## Task statement
Turn each line of the listing below into a numbered list, skipping any blank lines and omitting the pictures.

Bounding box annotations
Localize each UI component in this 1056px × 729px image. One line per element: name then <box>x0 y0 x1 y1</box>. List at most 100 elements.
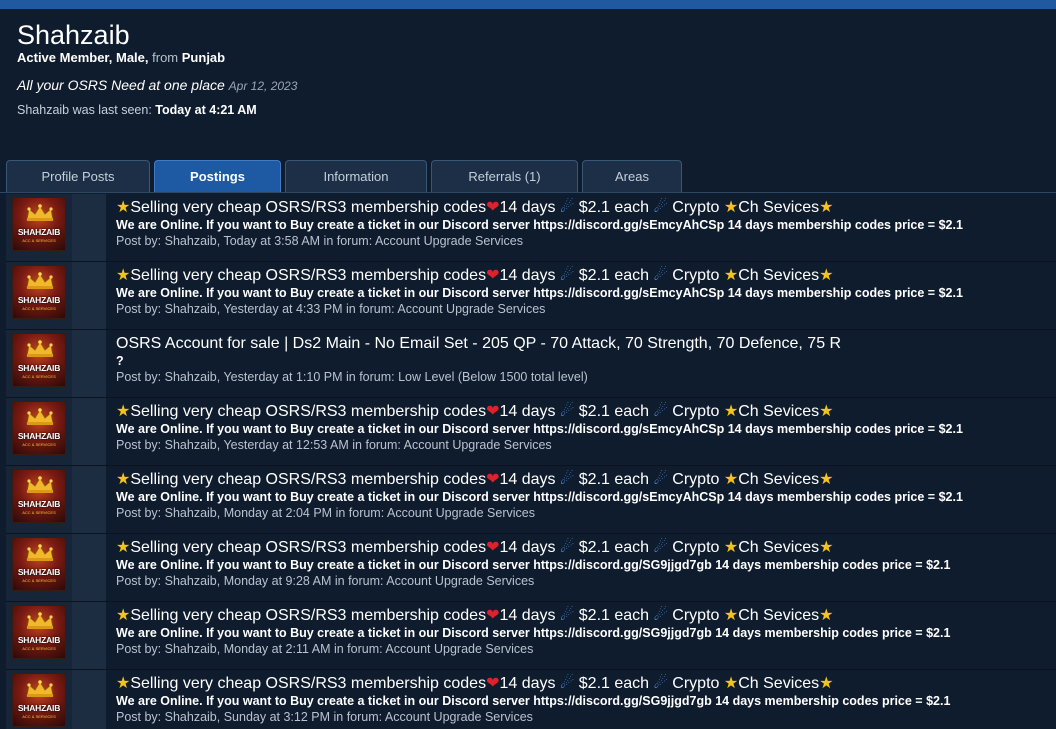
post-title-ch: Ch Sevices <box>738 267 820 284</box>
post-title-link[interactable]: Selling very cheap OSRS/RS3 membership c… <box>130 199 486 216</box>
post-title: ★ Selling very cheap OSRS/RS3 membership … <box>116 470 1056 490</box>
list-item[interactable]: SHAHZAIB ACC & SERVICES OSRS Account for s… <box>6 330 1056 398</box>
star-icon: ★ <box>723 471 739 488</box>
row-spacer <box>72 466 106 533</box>
tab-postings[interactable]: Postings <box>154 160 281 193</box>
post-title-days: 14 days <box>499 675 556 692</box>
star-icon: ★ <box>819 471 834 488</box>
post-title-days: 14 days <box>499 199 556 216</box>
post-title-ch: Ch Sevices <box>738 539 820 556</box>
post-title-days: 14 days <box>499 471 556 488</box>
heart-icon: ❤ <box>486 471 500 488</box>
star-icon: ★ <box>723 199 739 216</box>
star-icon: ★ <box>819 675 834 692</box>
post-title-price: $2.1 each <box>578 267 650 284</box>
post-title-link[interactable]: Selling very cheap OSRS/RS3 membership c… <box>130 267 486 284</box>
avatar-sublabel: ACC & SERVICES <box>22 374 56 379</box>
heart-icon: ❤ <box>486 539 500 556</box>
post-meta: Post by: Shahzaib, Yesterday at 12:53 AM… <box>116 438 552 452</box>
post-snippet: We are Online. If you want to Buy create… <box>116 286 963 300</box>
post-content: ★ Selling very cheap OSRS/RS3 membership … <box>106 534 1056 601</box>
comet-icon: ☄ <box>653 199 668 216</box>
post-title-link[interactable]: Selling very cheap OSRS/RS3 membership c… <box>130 607 486 624</box>
crown-icon <box>25 408 55 426</box>
star-icon: ★ <box>819 539 834 556</box>
post-title-link[interactable]: OSRS Account for sale | Ds2 Main - No Em… <box>116 335 841 352</box>
post-title-crypto: Crypto <box>672 199 720 216</box>
avatar-label: SHAHZAIB <box>17 635 61 645</box>
list-item[interactable]: SHAHZAIB ACC & SERVICES ★ Selling very chea… <box>6 670 1056 729</box>
post-snippet: We are Online. If you want to Buy create… <box>116 218 963 232</box>
post-meta: Post by: Shahzaib, Yesterday at 4:33 PM … <box>116 302 546 316</box>
star-icon: ★ <box>723 267 739 284</box>
crown-icon <box>25 476 55 494</box>
avatar-sublabel: ACC & SERVICES <box>22 306 56 311</box>
post-title: ★ Selling very cheap OSRS/RS3 membership … <box>116 266 1056 286</box>
row-spacer <box>72 330 106 397</box>
post-meta: Post by: Shahzaib, Sunday at 3:12 PM in … <box>116 710 533 724</box>
post-content: ★ Selling very cheap OSRS/RS3 membership … <box>106 194 1056 261</box>
avatar[interactable]: SHAHZAIB ACC & SERVICES <box>12 333 66 387</box>
star-icon: ★ <box>723 607 739 624</box>
avatar[interactable]: SHAHZAIB ACC & SERVICES <box>12 605 66 659</box>
heart-icon: ❤ <box>486 267 500 284</box>
star-icon: ★ <box>819 199 834 216</box>
avatar-cell: SHAHZAIB ACC & SERVICES <box>6 194 72 261</box>
comet-icon: ☄ <box>559 403 575 420</box>
avatar[interactable]: SHAHZAIB ACC & SERVICES <box>12 197 66 251</box>
tab-information[interactable]: Information <box>285 160 427 193</box>
list-item[interactable]: SHAHZAIB ACC & SERVICES ★ Selling very chea… <box>6 194 1056 262</box>
avatar-label: SHAHZAIB <box>17 431 61 441</box>
star-icon: ★ <box>819 267 834 284</box>
post-title-ch: Ch Sevices <box>738 471 820 488</box>
avatar[interactable]: SHAHZAIB ACC & SERVICES <box>12 673 66 727</box>
post-title: ★ Selling very cheap OSRS/RS3 membership … <box>116 674 1056 694</box>
avatar-cell: SHAHZAIB ACC & SERVICES <box>6 262 72 329</box>
post-title-price: $2.1 each <box>578 607 650 624</box>
list-item[interactable]: SHAHZAIB ACC & SERVICES ★ Selling very chea… <box>6 466 1056 534</box>
post-snippet: We are Online. If you want to Buy create… <box>116 422 963 436</box>
user-location-link[interactable]: Punjab <box>182 50 225 65</box>
status-text: All your OSRS Need at one place <box>17 77 225 93</box>
post-title: ★Selling very cheap OSRS/RS3 membership … <box>116 606 1056 626</box>
comet-icon: ☄ <box>653 539 668 556</box>
avatar[interactable]: SHAHZAIB ACC & SERVICES <box>12 537 66 591</box>
post-snippet: We are Online. If you want to Buy create… <box>116 490 963 504</box>
post-content: ★ Selling very cheap OSRS/RS3 membership … <box>106 398 1056 465</box>
post-title-link[interactable]: Selling very cheap OSRS/RS3 membership c… <box>130 539 486 556</box>
post-title-link[interactable]: Selling very cheap OSRS/RS3 membership c… <box>130 471 486 488</box>
post-title: OSRS Account for sale | Ds2 Main - No Em… <box>116 334 1056 354</box>
list-item[interactable]: SHAHZAIB ACC & SERVICES ★ Selling very chea… <box>6 534 1056 602</box>
star-icon: ★ <box>819 403 834 420</box>
post-title-link[interactable]: Selling very cheap OSRS/RS3 membership c… <box>130 403 486 420</box>
tab-referrals-1[interactable]: Referrals (1) <box>431 160 578 193</box>
postings-list: SHAHZAIB ACC & SERVICES ★Selling very chea… <box>6 194 1056 729</box>
post-title-link[interactable]: Selling very cheap OSRS/RS3 membership c… <box>130 675 486 692</box>
post-snippet: We are Online. If you want to Buy create… <box>116 558 951 572</box>
avatar-cell: SHAHZAIB ACC & SERVICES <box>6 534 72 601</box>
status-date[interactable]: Apr 12, 2023 <box>229 79 298 93</box>
post-content: ★Selling very cheap OSRS/RS3 membership … <box>106 602 1056 669</box>
avatar[interactable]: SHAHZAIB ACC & SERVICES <box>12 469 66 523</box>
tab-profile-posts[interactable]: Profile Posts <box>6 160 150 193</box>
avatar-label: SHAHZAIB <box>17 227 61 237</box>
star-icon: ★ <box>116 607 131 624</box>
post-title-days: 14 days <box>499 539 556 556</box>
comet-icon: ☄ <box>653 267 668 284</box>
comet-icon: ☄ <box>559 471 575 488</box>
avatar-sublabel: ACC & SERVICES <box>22 646 56 651</box>
row-spacer <box>72 602 106 669</box>
post-title-crypto: Crypto <box>672 403 720 420</box>
list-item[interactable]: SHAHZAIB ACC & SERVICES ★Selling very chea… <box>6 602 1056 670</box>
crown-icon <box>25 544 55 562</box>
heart-icon: ❤ <box>486 199 500 216</box>
list-item[interactable]: SHAHZAIB ACC & SERVICES ★ Selling very chea… <box>6 262 1056 330</box>
list-item[interactable]: SHAHZAIB ACC & SERVICES ★ Selling very chea… <box>6 398 1056 466</box>
avatar[interactable]: SHAHZAIB ACC & SERVICES <box>12 265 66 319</box>
avatar-sublabel: ACC & SERVICES <box>22 442 56 447</box>
tab-areas[interactable]: Areas <box>582 160 682 193</box>
avatar[interactable]: SHAHZAIB ACC & SERVICES <box>12 401 66 455</box>
profile-tabs: Profile Posts Postings Information Referral… <box>6 160 686 193</box>
tab-divider <box>0 192 1056 193</box>
post-title-days: 14 days <box>499 607 556 624</box>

## Expected answer
1. Localize each UI component in this 1056px × 729px image. One line per element: name then <box>x0 y0 x1 y1</box>. List at most 100 elements.
2. post-title-ch: Ch Sevices <box>738 267 820 284</box>
3. post-title-link[interactable]: Selling very cheap OSRS/RS3 membership c… <box>130 199 486 216</box>
4. post-title: ★ Selling very cheap OSRS/RS3 membership … <box>116 470 1056 490</box>
5. list-item[interactable]: SHAHZAIB ACC & SERVICES OSRS Account for s… <box>6 330 1056 398</box>
6. star-icon: ★ <box>723 471 739 488</box>
7. row-spacer <box>72 466 106 533</box>
8. tab-postings[interactable]: Postings <box>154 160 281 193</box>
9. post-title-days: 14 days <box>499 675 556 692</box>
10. star-icon: ★ <box>819 471 834 488</box>
11. post-title-days: 14 days <box>499 199 556 216</box>
12. post-title-ch: Ch Sevices <box>738 539 820 556</box>
13. post-title-days: 14 days <box>499 471 556 488</box>
14. heart-icon: ❤ <box>486 471 500 488</box>
15. star-icon: ★ <box>723 199 739 216</box>
16. star-icon: ★ <box>819 675 834 692</box>
17. post-title-price: $2.1 each <box>578 267 650 284</box>
18. post-title-link[interactable]: Selling very cheap OSRS/RS3 membership c… <box>130 267 486 284</box>
19. avatar-sublabel: ACC & SERVICES <box>22 374 56 379</box>
20. heart-icon: ❤ <box>486 539 500 556</box>
21. post-meta: Post by: Shahzaib, Yesterday at 12:53 AM… <box>116 438 552 452</box>
22. post-snippet: We are Online. If you want to Buy create… <box>116 286 963 300</box>
23. post-content: ★ Selling very cheap OSRS/RS3 membership … <box>106 534 1056 601</box>
24. comet-icon: ☄ <box>653 199 668 216</box>
25. post-title-link[interactable]: Selling very cheap OSRS/RS3 membership c… <box>130 607 486 624</box>
26. crown-icon <box>25 408 55 426</box>
27. star-icon: ★ <box>819 539 834 556</box>
28. post-title-link[interactable]: OSRS Account for sale | Ds2 Main - No Em… <box>116 335 841 352</box>
29. post-title-crypto: Crypto <box>672 199 720 216</box>
30. avatar-label: SHAHZAIB <box>17 635 61 645</box>
31. list-item[interactable]: SHAHZAIB ACC & SERVICES ★ Selling very chea… <box>6 670 1056 729</box>
32. post-snippet: We are Online. If you want to Buy create… <box>116 218 963 232</box>
33. post-meta: Post by: Shahzaib, Yesterday at 4:33 PM … <box>116 302 546 316</box>
34. star-icon: ★ <box>723 267 739 284</box>
35. crown-icon <box>25 476 55 494</box>
36. avatar-sublabel: ACC & SERVICES <box>22 306 56 311</box>
37. post-title: ★ Selling very cheap OSRS/RS3 membership … <box>116 266 1056 286</box>
38. row-spacer <box>72 330 106 397</box>
39. post-meta: Post by: Shahzaib, Sunday at 3:12 PM in … <box>116 710 533 724</box>
40. post-content: ★ Selling very cheap OSRS/RS3 membership … <box>106 194 1056 261</box>
41. avatar[interactable]: SHAHZAIB ACC & SERVICES <box>12 333 66 387</box>
42. star-icon: ★ <box>723 607 739 624</box>
43. avatar[interactable]: SHAHZAIB ACC & SERVICES <box>12 605 66 659</box>
44. heart-icon: ❤ <box>486 267 500 284</box>
45. star-icon: ★ <box>819 199 834 216</box>
46. avatar-cell: SHAHZAIB ACC & SERVICES <box>6 194 72 261</box>
47. comet-icon: ☄ <box>559 403 575 420</box>
48. avatar[interactable]: SHAHZAIB ACC & SERVICES <box>12 197 66 251</box>
49. tab-information[interactable]: Information <box>285 160 427 193</box>
50. list-item[interactable]: SHAHZAIB ACC & SERVICES ★ Selling very chea… <box>6 194 1056 262</box>
51. avatar-label: SHAHZAIB <box>17 431 61 441</box>
52. star-icon: ★ <box>819 267 834 284</box>
53. post-title-ch: Ch Sevices <box>738 471 820 488</box>
54. avatar[interactable]: SHAHZAIB ACC & SERVICES <box>12 673 66 727</box>
55. post-title: ★ Selling very cheap OSRS/RS3 membership … <box>116 674 1056 694</box>
56. avatar-cell: SHAHZAIB ACC & SERVICES <box>6 262 72 329</box>
57. post-title-price: $2.1 each <box>578 607 650 624</box>
58. list-item[interactable]: SHAHZAIB ACC & SERVICES ★ Selling very chea… <box>6 466 1056 534</box>
59. post-snippet: We are Online. If you want to Buy create… <box>116 422 963 436</box>
60. user-location-link[interactable]: Punjab <box>182 50 225 65</box>
61. status-text: All your OSRS Need at one place <box>17 77 225 93</box>
62. post-title: ★Selling very cheap OSRS/RS3 membership … <box>116 606 1056 626</box>
63. comet-icon: ☄ <box>653 539 668 556</box>
64. avatar[interactable]: SHAHZAIB ACC & SERVICES <box>12 537 66 591</box>
65. post-snippet: We are Online. If you want to Buy create… <box>116 490 963 504</box>
66. post-content: ★ Selling very cheap OSRS/RS3 membership … <box>106 398 1056 465</box>
67. post-title-link[interactable]: Selling very cheap OSRS/RS3 membership c… <box>130 539 486 556</box>
68. post-title-link[interactable]: Selling very cheap OSRS/RS3 membership c… <box>130 471 486 488</box>
69. post-title: OSRS Account for sale | Ds2 Main - No Em… <box>116 334 1056 354</box>
70. list-item[interactable]: SHAHZAIB ACC & SERVICES ★ Selling very chea… <box>6 534 1056 602</box>
71. star-icon: ★ <box>819 403 834 420</box>
72. post-title-link[interactable]: Selling very cheap OSRS/RS3 membership c… <box>130 403 486 420</box>
73. tab-referrals-1[interactable]: Referrals (1) <box>431 160 578 193</box>
74. postings-list: SHAHZAIB ACC & SERVICES ★Selling very chea… <box>6 194 1056 729</box>
75. post-title-link[interactable]: Selling very cheap OSRS/RS3 membership c… <box>130 675 486 692</box>
76. post-snippet: We are Online. If you want to Buy create… <box>116 558 951 572</box>
77. avatar-cell: SHAHZAIB ACC & SERVICES <box>6 534 72 601</box>
78. status-date[interactable]: Apr 12, 2023 <box>229 79 298 93</box>
79. post-content: ★Selling very cheap OSRS/RS3 membership … <box>106 602 1056 669</box>
80. avatar[interactable]: SHAHZAIB ACC & SERVICES <box>12 469 66 523</box>
81. tab-profile-posts[interactable]: Profile Posts <box>6 160 150 193</box>
82. avatar-label: SHAHZAIB <box>17 227 61 237</box>
83. star-icon: ★ <box>116 607 131 624</box>
84. post-title-days: 14 days <box>499 539 556 556</box>
85. comet-icon: ☄ <box>653 267 668 284</box>
86. comet-icon: ☄ <box>559 471 575 488</box>
87. avatar-sublabel: ACC & SERVICES <box>22 646 56 651</box>
88. row-spacer <box>72 602 106 669</box>
89. post-title-crypto: Crypto <box>672 403 720 420</box>
90. list-item[interactable]: SHAHZAIB ACC & SERVICES ★Selling very chea… <box>6 602 1056 670</box>
91. crown-icon <box>25 544 55 562</box>
92. heart-icon: ❤ <box>486 199 500 216</box>
93. list-item[interactable]: SHAHZAIB ACC & SERVICES ★ Selling very chea… <box>6 262 1056 330</box>
94. list-item[interactable]: SHAHZAIB ACC & SERVICES ★ Selling very chea… <box>6 398 1056 466</box>
95. avatar[interactable]: SHAHZAIB ACC & SERVICES <box>12 265 66 319</box>
96. avatar-sublabel: ACC & SERVICES <box>22 442 56 447</box>
97. tab-areas[interactable]: Areas <box>582 160 682 193</box>
98. avatar[interactable]: SHAHZAIB ACC & SERVICES <box>12 401 66 455</box>
99. profile-tabs: Profile Posts Postings Information Referral… <box>6 160 686 193</box>
100. tab-divider <box>0 192 1056 193</box>
101. post-title-days: 14 days <box>499 607 556 624</box>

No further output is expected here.